* **EXERCISE MATERIALS**
-- BEGIN --

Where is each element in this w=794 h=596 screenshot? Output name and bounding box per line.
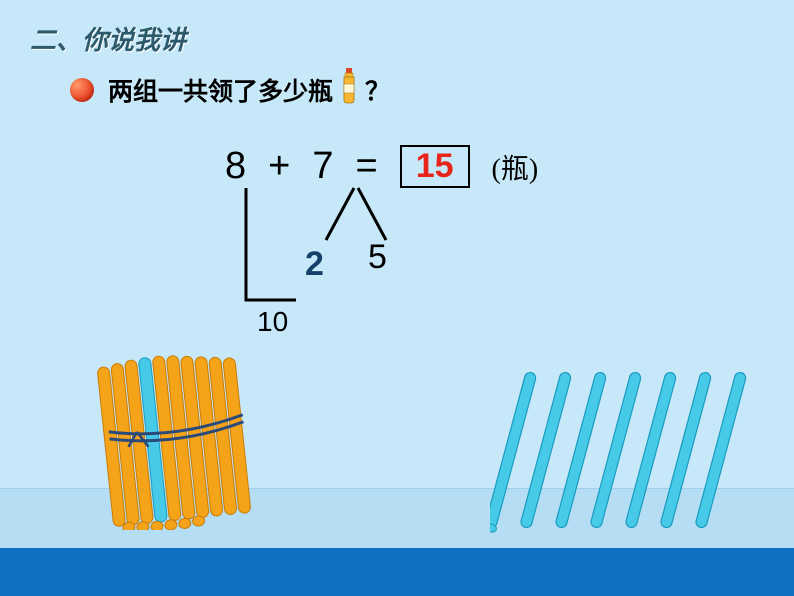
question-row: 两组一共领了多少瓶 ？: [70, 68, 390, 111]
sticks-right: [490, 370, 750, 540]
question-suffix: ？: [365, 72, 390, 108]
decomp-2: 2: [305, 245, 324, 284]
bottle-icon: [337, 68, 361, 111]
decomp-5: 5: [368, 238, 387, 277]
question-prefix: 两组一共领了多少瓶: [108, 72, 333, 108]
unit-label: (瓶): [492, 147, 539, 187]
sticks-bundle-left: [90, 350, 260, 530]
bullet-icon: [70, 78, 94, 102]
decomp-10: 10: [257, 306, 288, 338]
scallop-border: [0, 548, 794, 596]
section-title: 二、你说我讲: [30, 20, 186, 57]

-- END --
-- BEGIN --

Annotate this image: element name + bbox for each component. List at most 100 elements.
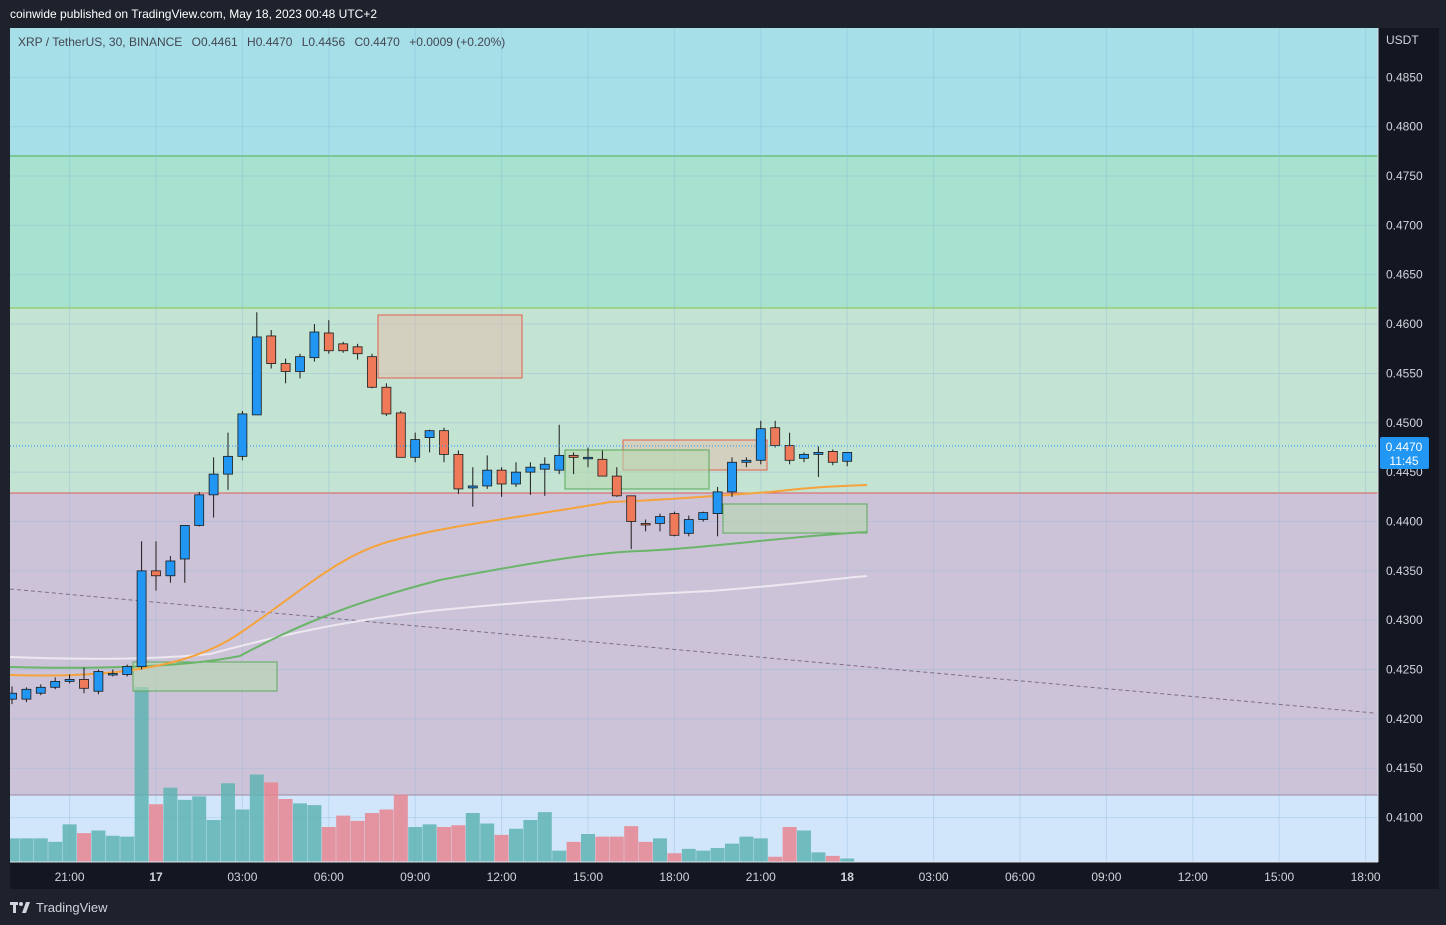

-- END --
-- BEGIN --

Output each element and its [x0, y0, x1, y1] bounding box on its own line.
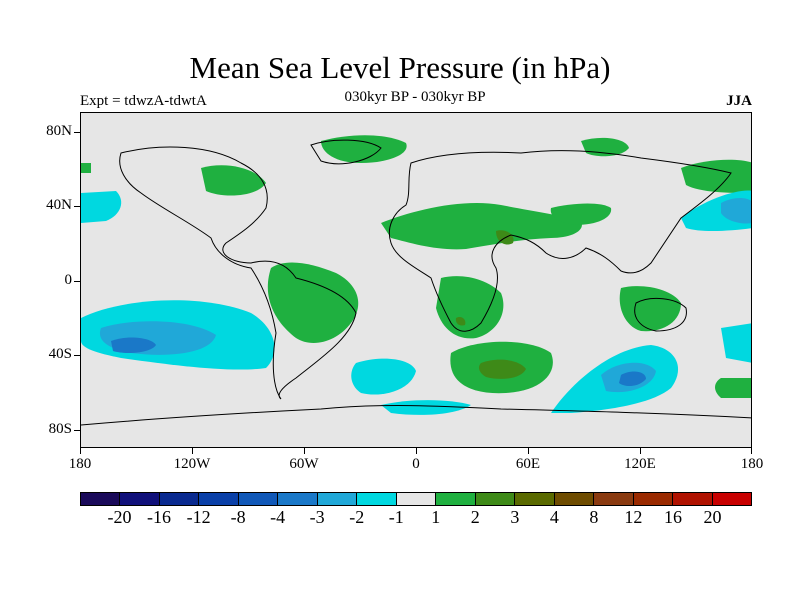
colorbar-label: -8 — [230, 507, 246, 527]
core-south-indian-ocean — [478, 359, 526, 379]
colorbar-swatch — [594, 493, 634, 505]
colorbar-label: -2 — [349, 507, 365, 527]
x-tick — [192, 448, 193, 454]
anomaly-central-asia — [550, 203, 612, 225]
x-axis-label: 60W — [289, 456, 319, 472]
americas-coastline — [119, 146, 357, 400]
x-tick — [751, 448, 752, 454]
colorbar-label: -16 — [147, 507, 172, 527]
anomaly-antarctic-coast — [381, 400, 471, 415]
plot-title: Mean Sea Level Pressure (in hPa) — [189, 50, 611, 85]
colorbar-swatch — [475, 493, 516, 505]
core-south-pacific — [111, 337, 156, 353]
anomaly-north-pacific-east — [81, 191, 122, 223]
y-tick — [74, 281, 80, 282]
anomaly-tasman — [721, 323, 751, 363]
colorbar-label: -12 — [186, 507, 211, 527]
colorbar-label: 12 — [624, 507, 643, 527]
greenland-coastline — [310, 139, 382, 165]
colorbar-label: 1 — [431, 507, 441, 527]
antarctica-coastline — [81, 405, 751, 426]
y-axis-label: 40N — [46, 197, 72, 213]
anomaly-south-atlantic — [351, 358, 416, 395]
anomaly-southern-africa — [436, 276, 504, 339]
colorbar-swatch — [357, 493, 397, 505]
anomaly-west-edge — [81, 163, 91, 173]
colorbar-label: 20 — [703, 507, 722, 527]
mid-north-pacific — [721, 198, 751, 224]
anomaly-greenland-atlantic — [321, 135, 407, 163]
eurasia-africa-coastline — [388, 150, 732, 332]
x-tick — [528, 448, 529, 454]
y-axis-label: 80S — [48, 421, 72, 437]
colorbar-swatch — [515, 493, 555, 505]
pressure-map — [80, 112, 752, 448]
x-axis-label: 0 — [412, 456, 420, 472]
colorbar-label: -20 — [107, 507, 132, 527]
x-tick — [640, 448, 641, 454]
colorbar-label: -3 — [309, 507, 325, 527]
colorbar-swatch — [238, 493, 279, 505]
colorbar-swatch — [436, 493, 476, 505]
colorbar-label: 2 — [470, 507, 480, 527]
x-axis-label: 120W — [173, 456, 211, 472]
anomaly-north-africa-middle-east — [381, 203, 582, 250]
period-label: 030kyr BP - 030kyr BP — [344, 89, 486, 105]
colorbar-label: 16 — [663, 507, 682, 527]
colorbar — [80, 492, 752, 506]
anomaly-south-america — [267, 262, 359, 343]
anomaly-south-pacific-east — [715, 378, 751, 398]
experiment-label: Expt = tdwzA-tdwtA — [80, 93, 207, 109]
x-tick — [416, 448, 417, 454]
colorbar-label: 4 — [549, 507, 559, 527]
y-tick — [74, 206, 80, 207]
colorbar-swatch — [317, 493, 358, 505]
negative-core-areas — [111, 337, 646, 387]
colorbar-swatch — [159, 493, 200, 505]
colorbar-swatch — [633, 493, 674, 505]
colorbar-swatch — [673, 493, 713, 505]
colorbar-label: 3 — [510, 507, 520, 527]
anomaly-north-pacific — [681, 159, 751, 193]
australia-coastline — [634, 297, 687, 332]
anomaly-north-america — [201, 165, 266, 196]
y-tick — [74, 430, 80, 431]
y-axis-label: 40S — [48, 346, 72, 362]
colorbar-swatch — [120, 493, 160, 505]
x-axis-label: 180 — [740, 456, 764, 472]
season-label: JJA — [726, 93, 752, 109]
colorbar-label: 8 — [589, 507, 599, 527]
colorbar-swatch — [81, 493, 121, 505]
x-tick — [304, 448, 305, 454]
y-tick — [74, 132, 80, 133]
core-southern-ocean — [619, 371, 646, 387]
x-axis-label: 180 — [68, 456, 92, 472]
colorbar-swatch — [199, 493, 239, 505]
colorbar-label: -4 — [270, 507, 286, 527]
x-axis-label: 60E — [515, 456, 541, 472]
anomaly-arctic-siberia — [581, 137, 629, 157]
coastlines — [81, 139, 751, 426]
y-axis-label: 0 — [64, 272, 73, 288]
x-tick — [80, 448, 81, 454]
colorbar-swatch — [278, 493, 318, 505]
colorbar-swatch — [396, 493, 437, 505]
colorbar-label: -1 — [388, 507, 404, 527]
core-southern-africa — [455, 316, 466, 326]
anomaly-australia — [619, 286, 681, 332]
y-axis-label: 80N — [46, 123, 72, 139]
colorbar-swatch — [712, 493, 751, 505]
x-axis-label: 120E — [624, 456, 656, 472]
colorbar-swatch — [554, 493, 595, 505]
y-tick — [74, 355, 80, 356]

-- END --

* **WORK TO COMPLETE**
Lay out the listing between the lines holding "Output each element" and "colorbar-swatch — [357, 493, 397, 505]", inclusive, as a two-column CSV with the header instruction,output. Give one row per instruction, with its text and its answer each in a single quoted field, line breaks replaced by spaces, and the pictures left out.

* **ANSWER TO THE EXERCISE**
instruction,output
"Output each element and its [x0, y0, x1, y1] bounding box on its own line.","colorbar-label: -8 — [230, 507, 246, 527] core-south-indian-ocean — [478, 359, 526, 379] colorbar-swatch — [594, 493, 634, 505] colorbar-label: -2 — [349, 507, 365, 527] x-tick — [192, 448, 193, 454] anomaly-central-asia — [550, 203, 612, 225] x-axis-label: 60W — [289, 456, 319, 472] americas-coastline — [119, 146, 357, 400] x-tick — [751, 448, 752, 454] colorbar-label: -16 — [147, 507, 172, 527] anomaly-antarctic-coast — [381, 400, 471, 415] plot-title: Mean Sea Level Pressure (in hPa) — [189, 50, 611, 85] colorbar-swatch — [475, 493, 516, 505] core-south-pacific — [111, 337, 156, 353] anomaly-north-pacific-east — [81, 191, 122, 223] y-tick — [74, 281, 80, 282] anomaly-tasman — [721, 323, 751, 363] colorbar-label: -12 — [186, 507, 211, 527] colorbar-label: 12 — [624, 507, 643, 527] greenland-coastline — [310, 139, 382, 165] colorbar-label: 1 — [431, 507, 441, 527] antarctica-coastline — [81, 405, 751, 426] y-axis-label: 40N — [46, 197, 72, 213] anomaly-south-atlantic — [351, 358, 416, 395] anomaly-southern-africa — [436, 276, 504, 339] colorbar-swatch — [357, 493, 397, 505]"